• WORK TO DO
Take every line where the string "admin" appears and copy it.

• DATASET ENTRIES
--- begin ---
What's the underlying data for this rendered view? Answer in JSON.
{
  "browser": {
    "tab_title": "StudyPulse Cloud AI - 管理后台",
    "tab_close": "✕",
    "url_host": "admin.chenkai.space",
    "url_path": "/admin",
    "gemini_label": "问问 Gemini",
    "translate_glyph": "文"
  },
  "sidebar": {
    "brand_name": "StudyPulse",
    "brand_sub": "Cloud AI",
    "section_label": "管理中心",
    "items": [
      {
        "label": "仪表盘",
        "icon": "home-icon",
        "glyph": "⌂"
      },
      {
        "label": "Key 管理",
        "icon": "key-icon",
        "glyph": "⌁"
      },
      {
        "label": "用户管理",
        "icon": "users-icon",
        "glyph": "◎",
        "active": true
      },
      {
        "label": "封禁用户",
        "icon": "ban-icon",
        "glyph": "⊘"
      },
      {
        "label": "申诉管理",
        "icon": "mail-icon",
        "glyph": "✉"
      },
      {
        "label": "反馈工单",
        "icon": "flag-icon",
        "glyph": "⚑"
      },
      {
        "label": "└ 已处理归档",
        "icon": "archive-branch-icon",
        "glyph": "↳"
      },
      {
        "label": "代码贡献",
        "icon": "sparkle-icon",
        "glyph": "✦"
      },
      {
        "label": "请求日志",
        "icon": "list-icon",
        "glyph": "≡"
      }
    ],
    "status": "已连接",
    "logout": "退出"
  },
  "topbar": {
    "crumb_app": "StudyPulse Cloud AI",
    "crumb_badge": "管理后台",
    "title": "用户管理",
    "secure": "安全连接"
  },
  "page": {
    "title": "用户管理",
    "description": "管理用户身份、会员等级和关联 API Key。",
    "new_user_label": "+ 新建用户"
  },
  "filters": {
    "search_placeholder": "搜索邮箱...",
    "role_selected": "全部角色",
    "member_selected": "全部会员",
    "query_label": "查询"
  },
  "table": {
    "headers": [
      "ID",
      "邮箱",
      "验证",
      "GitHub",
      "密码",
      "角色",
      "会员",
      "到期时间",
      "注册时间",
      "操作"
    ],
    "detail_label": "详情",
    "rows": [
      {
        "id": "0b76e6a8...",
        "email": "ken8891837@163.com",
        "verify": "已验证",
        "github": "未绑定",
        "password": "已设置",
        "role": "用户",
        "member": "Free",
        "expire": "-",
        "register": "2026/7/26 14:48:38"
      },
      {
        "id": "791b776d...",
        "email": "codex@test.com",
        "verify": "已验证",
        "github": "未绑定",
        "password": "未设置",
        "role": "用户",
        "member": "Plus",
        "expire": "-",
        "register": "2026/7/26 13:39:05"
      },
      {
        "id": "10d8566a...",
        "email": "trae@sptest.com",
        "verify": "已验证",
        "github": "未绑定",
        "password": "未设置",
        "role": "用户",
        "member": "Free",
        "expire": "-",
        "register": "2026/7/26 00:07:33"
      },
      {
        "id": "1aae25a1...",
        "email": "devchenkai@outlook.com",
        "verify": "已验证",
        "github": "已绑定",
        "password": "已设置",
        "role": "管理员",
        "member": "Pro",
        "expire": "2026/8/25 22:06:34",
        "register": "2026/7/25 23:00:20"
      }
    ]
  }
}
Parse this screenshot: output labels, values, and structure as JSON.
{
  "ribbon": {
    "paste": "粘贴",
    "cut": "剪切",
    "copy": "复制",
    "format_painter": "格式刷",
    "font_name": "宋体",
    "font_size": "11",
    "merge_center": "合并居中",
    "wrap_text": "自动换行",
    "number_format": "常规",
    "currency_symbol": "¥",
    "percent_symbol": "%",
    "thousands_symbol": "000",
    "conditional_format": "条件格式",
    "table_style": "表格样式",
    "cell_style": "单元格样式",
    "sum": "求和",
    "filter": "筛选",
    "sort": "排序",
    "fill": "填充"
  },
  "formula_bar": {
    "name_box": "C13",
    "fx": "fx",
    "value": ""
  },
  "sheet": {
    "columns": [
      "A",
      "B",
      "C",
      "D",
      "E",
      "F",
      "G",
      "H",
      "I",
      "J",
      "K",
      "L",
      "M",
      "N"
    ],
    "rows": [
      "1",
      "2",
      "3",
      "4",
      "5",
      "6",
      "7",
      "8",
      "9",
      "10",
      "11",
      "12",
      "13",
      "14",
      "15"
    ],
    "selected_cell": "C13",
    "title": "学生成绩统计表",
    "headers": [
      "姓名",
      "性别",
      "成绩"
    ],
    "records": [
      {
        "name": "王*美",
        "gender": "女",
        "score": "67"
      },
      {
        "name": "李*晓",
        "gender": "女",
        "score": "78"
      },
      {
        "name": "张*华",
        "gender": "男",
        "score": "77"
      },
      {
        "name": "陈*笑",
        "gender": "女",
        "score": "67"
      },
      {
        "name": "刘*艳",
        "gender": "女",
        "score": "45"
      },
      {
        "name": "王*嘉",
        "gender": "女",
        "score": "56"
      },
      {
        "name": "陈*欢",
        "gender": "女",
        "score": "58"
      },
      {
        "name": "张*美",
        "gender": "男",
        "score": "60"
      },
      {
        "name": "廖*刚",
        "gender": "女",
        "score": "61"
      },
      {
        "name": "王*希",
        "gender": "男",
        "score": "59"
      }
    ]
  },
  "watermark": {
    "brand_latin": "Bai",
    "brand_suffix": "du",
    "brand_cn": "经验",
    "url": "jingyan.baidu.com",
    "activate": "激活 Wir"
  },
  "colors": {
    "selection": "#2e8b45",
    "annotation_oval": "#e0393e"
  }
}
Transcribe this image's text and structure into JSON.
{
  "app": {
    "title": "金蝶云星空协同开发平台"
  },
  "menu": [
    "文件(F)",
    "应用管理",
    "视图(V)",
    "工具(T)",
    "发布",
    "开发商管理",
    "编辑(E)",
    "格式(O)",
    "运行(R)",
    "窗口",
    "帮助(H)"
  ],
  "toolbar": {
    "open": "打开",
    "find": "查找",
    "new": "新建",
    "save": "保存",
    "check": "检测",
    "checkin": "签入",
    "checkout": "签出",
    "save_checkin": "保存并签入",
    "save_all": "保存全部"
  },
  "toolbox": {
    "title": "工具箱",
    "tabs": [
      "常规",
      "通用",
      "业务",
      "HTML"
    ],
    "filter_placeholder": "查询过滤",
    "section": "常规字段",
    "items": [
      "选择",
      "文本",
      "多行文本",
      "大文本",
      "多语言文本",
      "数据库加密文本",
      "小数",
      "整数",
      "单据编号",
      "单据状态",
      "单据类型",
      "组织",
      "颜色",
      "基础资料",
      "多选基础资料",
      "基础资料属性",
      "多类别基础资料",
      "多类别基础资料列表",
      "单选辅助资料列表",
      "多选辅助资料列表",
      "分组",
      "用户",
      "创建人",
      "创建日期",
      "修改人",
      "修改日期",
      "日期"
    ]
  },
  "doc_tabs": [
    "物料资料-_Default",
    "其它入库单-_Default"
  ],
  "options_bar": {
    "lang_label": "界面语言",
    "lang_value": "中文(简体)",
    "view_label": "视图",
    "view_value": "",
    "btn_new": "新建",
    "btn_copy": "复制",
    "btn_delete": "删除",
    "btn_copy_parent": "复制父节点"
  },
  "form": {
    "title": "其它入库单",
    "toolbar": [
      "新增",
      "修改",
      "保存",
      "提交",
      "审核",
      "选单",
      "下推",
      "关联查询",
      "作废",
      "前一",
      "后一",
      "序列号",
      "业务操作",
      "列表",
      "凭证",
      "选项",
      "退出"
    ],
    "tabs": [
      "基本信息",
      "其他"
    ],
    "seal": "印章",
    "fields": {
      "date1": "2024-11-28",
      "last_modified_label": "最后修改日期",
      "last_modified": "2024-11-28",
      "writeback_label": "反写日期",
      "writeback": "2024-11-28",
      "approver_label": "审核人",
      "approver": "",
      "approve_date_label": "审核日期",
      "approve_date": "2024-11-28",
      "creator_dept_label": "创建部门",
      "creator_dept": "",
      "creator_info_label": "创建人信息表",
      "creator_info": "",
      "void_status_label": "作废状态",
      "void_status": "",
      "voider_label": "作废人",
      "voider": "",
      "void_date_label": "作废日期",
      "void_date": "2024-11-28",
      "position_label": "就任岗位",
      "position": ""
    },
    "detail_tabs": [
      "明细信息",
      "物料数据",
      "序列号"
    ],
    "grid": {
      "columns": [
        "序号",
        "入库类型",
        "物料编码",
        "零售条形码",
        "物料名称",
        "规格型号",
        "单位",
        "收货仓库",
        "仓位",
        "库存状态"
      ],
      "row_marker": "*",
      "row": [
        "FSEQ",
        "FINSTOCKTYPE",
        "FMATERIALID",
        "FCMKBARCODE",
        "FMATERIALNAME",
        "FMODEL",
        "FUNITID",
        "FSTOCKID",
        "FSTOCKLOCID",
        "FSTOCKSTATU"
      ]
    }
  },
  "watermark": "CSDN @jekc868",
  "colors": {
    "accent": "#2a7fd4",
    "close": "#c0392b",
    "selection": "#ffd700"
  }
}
--- end ---
• RESPONSE
    "url_host": "admin.chenkai.space",
    "url_path": "/admin",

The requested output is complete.